What is expected
Copy the records verbatim, beginning with the first line and ending with the line that contains "367, 135, 383]", including both of those lines.

START Data extract

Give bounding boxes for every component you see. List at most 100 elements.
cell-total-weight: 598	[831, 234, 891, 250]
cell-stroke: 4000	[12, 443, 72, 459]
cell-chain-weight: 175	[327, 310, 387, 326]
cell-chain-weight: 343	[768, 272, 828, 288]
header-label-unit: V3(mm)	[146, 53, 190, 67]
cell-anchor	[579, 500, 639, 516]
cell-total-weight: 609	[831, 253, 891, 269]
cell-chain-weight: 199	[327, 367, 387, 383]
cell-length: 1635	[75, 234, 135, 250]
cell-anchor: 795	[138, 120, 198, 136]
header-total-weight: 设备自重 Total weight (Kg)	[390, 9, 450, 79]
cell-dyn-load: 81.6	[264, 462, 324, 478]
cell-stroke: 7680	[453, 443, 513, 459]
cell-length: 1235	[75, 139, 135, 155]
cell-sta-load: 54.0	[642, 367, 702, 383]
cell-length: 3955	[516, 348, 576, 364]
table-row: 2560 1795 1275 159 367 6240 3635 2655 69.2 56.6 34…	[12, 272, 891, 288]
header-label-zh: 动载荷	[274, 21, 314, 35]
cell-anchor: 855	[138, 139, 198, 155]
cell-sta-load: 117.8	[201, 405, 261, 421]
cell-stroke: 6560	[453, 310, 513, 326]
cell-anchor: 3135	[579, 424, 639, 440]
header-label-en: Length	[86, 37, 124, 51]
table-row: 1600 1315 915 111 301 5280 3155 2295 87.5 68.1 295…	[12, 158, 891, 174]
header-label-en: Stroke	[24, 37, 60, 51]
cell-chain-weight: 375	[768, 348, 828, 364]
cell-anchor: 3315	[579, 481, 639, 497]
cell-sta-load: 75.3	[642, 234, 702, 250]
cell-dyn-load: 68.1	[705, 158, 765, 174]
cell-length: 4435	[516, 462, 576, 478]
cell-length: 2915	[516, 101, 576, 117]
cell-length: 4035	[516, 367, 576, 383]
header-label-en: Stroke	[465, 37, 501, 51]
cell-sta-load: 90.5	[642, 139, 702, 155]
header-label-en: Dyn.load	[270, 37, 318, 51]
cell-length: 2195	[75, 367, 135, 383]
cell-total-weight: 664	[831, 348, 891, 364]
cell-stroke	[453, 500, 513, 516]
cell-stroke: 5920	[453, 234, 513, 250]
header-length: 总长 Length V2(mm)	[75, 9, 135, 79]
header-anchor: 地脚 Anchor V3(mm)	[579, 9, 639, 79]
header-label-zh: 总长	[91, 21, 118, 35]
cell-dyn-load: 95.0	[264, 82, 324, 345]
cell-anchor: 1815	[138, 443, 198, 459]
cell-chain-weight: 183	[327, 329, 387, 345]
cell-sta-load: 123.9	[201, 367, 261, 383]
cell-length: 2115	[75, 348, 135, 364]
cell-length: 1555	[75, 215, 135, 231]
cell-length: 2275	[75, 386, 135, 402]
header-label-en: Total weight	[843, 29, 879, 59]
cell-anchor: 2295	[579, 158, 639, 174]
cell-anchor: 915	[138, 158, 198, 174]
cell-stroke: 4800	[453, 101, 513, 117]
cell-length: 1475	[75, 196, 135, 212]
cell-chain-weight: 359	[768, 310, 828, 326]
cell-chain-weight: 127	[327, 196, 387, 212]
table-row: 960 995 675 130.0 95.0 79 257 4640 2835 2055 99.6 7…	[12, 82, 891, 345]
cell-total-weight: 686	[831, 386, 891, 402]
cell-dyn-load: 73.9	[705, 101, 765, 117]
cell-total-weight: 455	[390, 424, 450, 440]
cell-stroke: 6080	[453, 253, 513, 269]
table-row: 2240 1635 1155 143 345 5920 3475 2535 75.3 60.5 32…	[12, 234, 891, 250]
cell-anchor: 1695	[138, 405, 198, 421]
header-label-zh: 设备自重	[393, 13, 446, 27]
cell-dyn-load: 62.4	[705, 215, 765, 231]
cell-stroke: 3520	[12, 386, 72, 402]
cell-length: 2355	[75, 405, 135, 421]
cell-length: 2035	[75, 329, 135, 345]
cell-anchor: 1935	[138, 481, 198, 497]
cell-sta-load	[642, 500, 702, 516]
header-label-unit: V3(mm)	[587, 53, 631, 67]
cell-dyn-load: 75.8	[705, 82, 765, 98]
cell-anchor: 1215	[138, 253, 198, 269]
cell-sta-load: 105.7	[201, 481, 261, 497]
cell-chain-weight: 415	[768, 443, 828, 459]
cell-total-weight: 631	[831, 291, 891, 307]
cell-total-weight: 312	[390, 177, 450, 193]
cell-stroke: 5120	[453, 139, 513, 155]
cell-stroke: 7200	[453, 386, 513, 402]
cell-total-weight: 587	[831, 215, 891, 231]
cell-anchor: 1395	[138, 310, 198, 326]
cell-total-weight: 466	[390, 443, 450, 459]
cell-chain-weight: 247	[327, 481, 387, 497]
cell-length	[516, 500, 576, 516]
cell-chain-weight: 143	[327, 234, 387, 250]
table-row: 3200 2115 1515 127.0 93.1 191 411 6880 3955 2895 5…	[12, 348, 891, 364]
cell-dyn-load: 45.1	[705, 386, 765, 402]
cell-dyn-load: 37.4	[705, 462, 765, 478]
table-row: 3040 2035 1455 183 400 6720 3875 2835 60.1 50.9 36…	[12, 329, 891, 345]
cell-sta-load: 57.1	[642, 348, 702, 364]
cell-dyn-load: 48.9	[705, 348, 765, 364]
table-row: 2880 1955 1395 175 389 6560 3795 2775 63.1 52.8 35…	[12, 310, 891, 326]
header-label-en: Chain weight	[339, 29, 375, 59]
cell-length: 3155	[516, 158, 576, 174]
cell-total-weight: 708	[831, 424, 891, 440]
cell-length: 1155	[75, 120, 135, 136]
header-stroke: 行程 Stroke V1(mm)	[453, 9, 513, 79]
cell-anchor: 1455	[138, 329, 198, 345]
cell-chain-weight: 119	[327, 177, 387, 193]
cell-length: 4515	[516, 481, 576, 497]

END Data extract

Solution to this problem
Give bounding boxes for every component you see. List at most 100 elements.
cell-total-weight: 598	[831, 234, 891, 250]
cell-stroke: 4000	[12, 443, 72, 459]
cell-chain-weight: 175	[327, 310, 387, 326]
cell-chain-weight: 343	[768, 272, 828, 288]
header-label-unit: V3(mm)	[146, 53, 190, 67]
cell-anchor	[579, 500, 639, 516]
cell-total-weight: 609	[831, 253, 891, 269]
cell-chain-weight: 199	[327, 367, 387, 383]
cell-length: 1635	[75, 234, 135, 250]
cell-anchor: 795	[138, 120, 198, 136]
header-total-weight: 设备自重 Total weight (Kg)	[390, 9, 450, 79]
cell-dyn-load: 81.6	[264, 462, 324, 478]
cell-stroke: 7680	[453, 443, 513, 459]
cell-length: 1235	[75, 139, 135, 155]
cell-sta-load: 54.0	[642, 367, 702, 383]
cell-length: 3955	[516, 348, 576, 364]
table-row: 2560 1795 1275 159 367 6240 3635 2655 69.2 56.6 34…	[12, 272, 891, 288]
header-label-zh: 动载荷	[274, 21, 314, 35]
cell-anchor: 855	[138, 139, 198, 155]
cell-sta-load: 117.8	[201, 405, 261, 421]
cell-stroke: 6560	[453, 310, 513, 326]
cell-anchor: 3135	[579, 424, 639, 440]
header-label-en: Length	[86, 37, 124, 51]
table-row: 1600 1315 915 111 301 5280 3155 2295 87.5 68.1 295…	[12, 158, 891, 174]
header-label-en: Stroke	[24, 37, 60, 51]
cell-chain-weight: 375	[768, 348, 828, 364]
cell-anchor: 3315	[579, 481, 639, 497]
cell-sta-load: 75.3	[642, 234, 702, 250]
cell-dyn-load: 68.1	[705, 158, 765, 174]
cell-length: 4435	[516, 462, 576, 478]
cell-length: 2915	[516, 101, 576, 117]
cell-length: 4035	[516, 367, 576, 383]
header-label-en: Stroke	[465, 37, 501, 51]
cell-sta-load: 90.5	[642, 139, 702, 155]
header-label-en: Dyn.load	[270, 37, 318, 51]
cell-length: 2195	[75, 367, 135, 383]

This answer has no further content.